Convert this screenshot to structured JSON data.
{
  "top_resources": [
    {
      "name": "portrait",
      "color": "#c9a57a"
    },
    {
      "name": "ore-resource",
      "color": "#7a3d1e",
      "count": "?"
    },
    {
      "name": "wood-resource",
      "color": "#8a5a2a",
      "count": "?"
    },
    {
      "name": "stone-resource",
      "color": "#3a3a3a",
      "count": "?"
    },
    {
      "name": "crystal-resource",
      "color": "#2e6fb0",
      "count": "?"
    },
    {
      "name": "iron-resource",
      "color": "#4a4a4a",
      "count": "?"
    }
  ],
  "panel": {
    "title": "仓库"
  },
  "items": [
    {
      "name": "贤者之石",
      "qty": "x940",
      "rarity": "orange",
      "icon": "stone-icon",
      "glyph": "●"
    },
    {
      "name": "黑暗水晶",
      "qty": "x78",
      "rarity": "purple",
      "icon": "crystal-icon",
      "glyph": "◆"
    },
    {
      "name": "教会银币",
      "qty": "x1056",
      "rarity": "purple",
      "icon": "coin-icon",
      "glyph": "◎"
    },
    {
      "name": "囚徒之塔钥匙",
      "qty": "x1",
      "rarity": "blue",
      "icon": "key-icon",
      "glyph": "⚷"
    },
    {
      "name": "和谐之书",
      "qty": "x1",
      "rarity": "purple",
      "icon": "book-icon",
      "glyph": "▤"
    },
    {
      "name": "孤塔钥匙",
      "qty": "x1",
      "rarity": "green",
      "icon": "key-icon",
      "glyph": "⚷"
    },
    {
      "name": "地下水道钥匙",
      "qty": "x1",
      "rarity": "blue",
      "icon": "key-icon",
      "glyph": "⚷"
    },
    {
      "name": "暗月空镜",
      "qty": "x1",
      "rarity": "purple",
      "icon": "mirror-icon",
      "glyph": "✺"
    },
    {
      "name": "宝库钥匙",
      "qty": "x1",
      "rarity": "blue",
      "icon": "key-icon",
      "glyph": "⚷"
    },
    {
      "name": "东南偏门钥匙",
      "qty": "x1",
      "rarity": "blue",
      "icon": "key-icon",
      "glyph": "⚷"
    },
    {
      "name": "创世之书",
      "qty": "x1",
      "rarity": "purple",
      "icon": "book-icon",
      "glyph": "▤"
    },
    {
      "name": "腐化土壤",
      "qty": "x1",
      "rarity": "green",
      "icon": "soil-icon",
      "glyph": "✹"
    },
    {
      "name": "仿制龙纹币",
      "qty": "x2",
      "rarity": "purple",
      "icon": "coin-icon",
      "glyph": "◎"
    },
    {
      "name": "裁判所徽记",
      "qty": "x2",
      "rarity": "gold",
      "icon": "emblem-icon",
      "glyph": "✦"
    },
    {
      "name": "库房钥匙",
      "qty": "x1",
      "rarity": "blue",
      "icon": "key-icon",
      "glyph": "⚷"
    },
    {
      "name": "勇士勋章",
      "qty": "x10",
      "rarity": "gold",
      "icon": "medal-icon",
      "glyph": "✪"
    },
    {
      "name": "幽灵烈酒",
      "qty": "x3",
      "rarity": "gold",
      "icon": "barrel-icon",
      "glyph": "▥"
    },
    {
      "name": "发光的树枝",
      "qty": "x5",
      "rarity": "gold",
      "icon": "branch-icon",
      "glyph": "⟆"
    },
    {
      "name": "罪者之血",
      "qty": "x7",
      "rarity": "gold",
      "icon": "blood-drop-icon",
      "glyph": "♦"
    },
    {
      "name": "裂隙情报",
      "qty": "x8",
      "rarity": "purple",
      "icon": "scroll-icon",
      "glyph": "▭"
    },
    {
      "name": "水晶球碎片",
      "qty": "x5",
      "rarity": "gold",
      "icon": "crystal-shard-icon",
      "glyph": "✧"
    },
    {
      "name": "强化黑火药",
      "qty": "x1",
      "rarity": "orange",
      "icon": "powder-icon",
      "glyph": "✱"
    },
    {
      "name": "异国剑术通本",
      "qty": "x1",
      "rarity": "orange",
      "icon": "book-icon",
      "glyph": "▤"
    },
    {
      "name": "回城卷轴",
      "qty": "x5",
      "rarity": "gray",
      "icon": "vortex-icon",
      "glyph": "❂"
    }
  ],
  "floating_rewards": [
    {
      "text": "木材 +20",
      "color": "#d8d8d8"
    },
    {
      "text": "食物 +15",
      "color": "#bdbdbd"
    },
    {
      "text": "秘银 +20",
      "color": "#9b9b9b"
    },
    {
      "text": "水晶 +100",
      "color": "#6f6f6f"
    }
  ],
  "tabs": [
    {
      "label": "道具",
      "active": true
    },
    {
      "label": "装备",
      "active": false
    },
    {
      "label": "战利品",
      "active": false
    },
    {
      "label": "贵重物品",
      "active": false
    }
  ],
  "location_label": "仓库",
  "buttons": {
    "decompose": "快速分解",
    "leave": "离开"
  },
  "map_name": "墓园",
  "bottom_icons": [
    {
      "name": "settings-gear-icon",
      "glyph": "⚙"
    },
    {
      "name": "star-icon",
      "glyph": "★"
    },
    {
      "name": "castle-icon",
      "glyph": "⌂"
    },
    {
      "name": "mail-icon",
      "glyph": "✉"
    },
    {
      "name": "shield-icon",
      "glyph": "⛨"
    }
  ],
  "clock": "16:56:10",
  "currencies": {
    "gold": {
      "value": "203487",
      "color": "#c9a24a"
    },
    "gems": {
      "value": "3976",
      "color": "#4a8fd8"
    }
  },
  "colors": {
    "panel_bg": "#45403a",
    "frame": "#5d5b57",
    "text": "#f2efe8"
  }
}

INSTRUCTION: Give back the data above exactly as it appears.

TASK SOLUTION:
Convert this screenshot to structured JSON data.
{
  "top_resources": [
    {
      "name": "portrait",
      "color": "#c9a57a"
    },
    {
      "name": "ore-resource",
      "color": "#7a3d1e",
      "count": "?"
    },
    {
      "name": "wood-resource",
      "color": "#8a5a2a",
      "count": "?"
    },
    {
      "name": "stone-resource",
      "color": "#3a3a3a",
      "count": "?"
    },
    {
      "name": "crystal-resource",
      "color": "#2e6fb0",
      "count": "?"
    },
    {
      "name": "iron-resource",
      "color": "#4a4a4a",
      "count": "?"
    }
  ],
  "panel": {
    "title": "仓库"
  },
  "items": [
    {
      "name": "贤者之石",
      "qty": "x940",
      "rarity": "orange",
      "icon": "stone-icon",
      "glyph": "●"
    },
    {
      "name": "黑暗水晶",
      "qty": "x78",
      "rarity": "purple",
      "icon": "crystal-icon",
      "glyph": "◆"
    },
    {
      "name": "教会银币",
      "qty": "x1056",
      "rarity": "purple",
      "icon": "coin-icon",
      "glyph": "◎"
    },
    {
      "name": "囚徒之塔钥匙",
      "qty": "x1",
      "rarity": "blue",
      "icon": "key-icon",
      "glyph": "⚷"
    },
    {
      "name": "和谐之书",
      "qty": "x1",
      "rarity": "purple",
      "icon": "book-icon",
      "glyph": "▤"
    },
    {
      "name": "孤塔钥匙",
      "qty": "x1",
      "rarity": "green",
      "icon": "key-icon",
      "glyph": "⚷"
    },
    {
      "name": "地下水道钥匙",
      "qty": "x1",
      "rarity": "blue",
      "icon": "key-icon",
      "glyph": "⚷"
    },
    {
      "name": "暗月空镜",
      "qty": "x1",
      "rarity": "purple",
      "icon": "mirror-icon",
      "glyph": "✺"
    },
    {
      "name": "宝库钥匙",
      "qty": "x1",
      "rarity": "blue",
      "icon": "key-icon",
      "glyph": "⚷"
    },
    {
      "name": "东南偏门钥匙",
      "qty": "x1",
      "rarity": "blue",
      "icon": "key-icon",
      "glyph": "⚷"
    },
    {
      "name": "创世之书",
      "qty": "x1",
      "rarity": "purple",
      "icon": "book-icon",
      "glyph": "▤"
    },
    {
      "name": "腐化土壤",
      "qty": "x1",
      "rarity": "green",
      "icon": "soil-icon",
      "glyph": "✹"
    },
    {
      "name": "仿制龙纹币",
      "qty": "x2",
      "rarity": "purple",
      "icon": "coin-icon",
      "glyph": "◎"
    },
    {
      "name": "裁判所徽记",
      "qty": "x2",
      "rarity": "gold",
      "icon": "emblem-icon",
      "glyph": "✦"
    },
    {
      "name": "库房钥匙",
      "qty": "x1",
      "rarity": "blue",
      "icon": "key-icon",
      "glyph": "⚷"
    },
    {
      "name": "勇士勋章",
      "qty": "x10",
      "rarity": "gold",
      "icon": "medal-icon",
      "glyph": "✪"
    },
    {
      "name": "幽灵烈酒",
      "qty": "x3",
      "rarity": "gold",
      "icon": "barrel-icon",
      "glyph": "▥"
    },
    {
      "name": "发光的树枝",
      "qty": "x5",
      "rarity": "gold",
      "icon": "branch-icon",
      "glyph": "⟆"
    },
    {
      "name": "罪者之血",
      "qty": "x7",
      "rarity": "gold",
      "icon": "blood-drop-icon",
      "glyph": "♦"
    },
    {
      "name": "裂隙情报",
      "qty": "x8",
      "rarity": "purple",
      "icon": "scroll-icon",
      "glyph": "▭"
    },
    {
      "name": "水晶球碎片",
      "qty": "x5",
      "rarity": "gold",
      "icon": "crystal-shard-icon",
      "glyph": "✧"
    },
    {
      "name": "强化黑火药",
      "qty": "x1",
      "rarity": "orange",
      "icon": "powder-icon",
      "glyph": "✱"
    },
    {
      "name": "异国剑术通本",
      "qty": "x1",
      "rarity": "orange",
      "icon": "book-icon",
      "glyph": "▤"
    },
    {
      "name": "回城卷轴",
      "qty": "x5",
      "rarity": "gray",
      "icon": "vortex-icon",
      "glyph": "❂"
    }
  ],
  "floating_rewards": [
    {
      "text": "木材 +20",
      "color": "#d8d8d8"
    },
    {
      "text": "食物 +15",
      "color": "#bdbdbd"
    },
    {
      "text": "秘银 +20",
      "color": "#9b9b9b"
    },
    {
      "text": "水晶 +100",
      "color": "#6f6f6f"
    }
  ],
  "tabs": [
    {
      "label": "道具",
      "active": true
    },
    {
      "label": "装备",
      "active": false
    },
    {
      "label": "战利品",
      "active": false
    },
    {
      "label": "贵重物品",
      "active": false
    }
  ],
  "location_label": "仓库",
  "buttons": {
    "decompose": "快速分解",
    "leave": "离开"
  },
  "map_name": "墓园",
  "bottom_icons": [
    {
      "name": "settings-gear-icon",
      "glyph": "⚙"
    },
    {
      "name": "star-icon",
      "glyph": "★"
    },
    {
      "name": "castle-icon",
      "glyph": "⌂"
    },
    {
      "name": "mail-icon",
      "glyph": "✉"
    },
    {
      "name": "shield-icon",
      "glyph": "⛨"
    }
  ],
  "clock": "16:56:10",
  "currencies": {
    "gold": {
      "value": "203487",
      "color": "#c9a24a"
    },
    "gems": {
      "value": "3976",
      "color": "#4a8fd8"
    }
  },
  "colors": {
    "panel_bg": "#45403a",
    "frame": "#5d5b57",
    "text": "#f2efe8"
  }
}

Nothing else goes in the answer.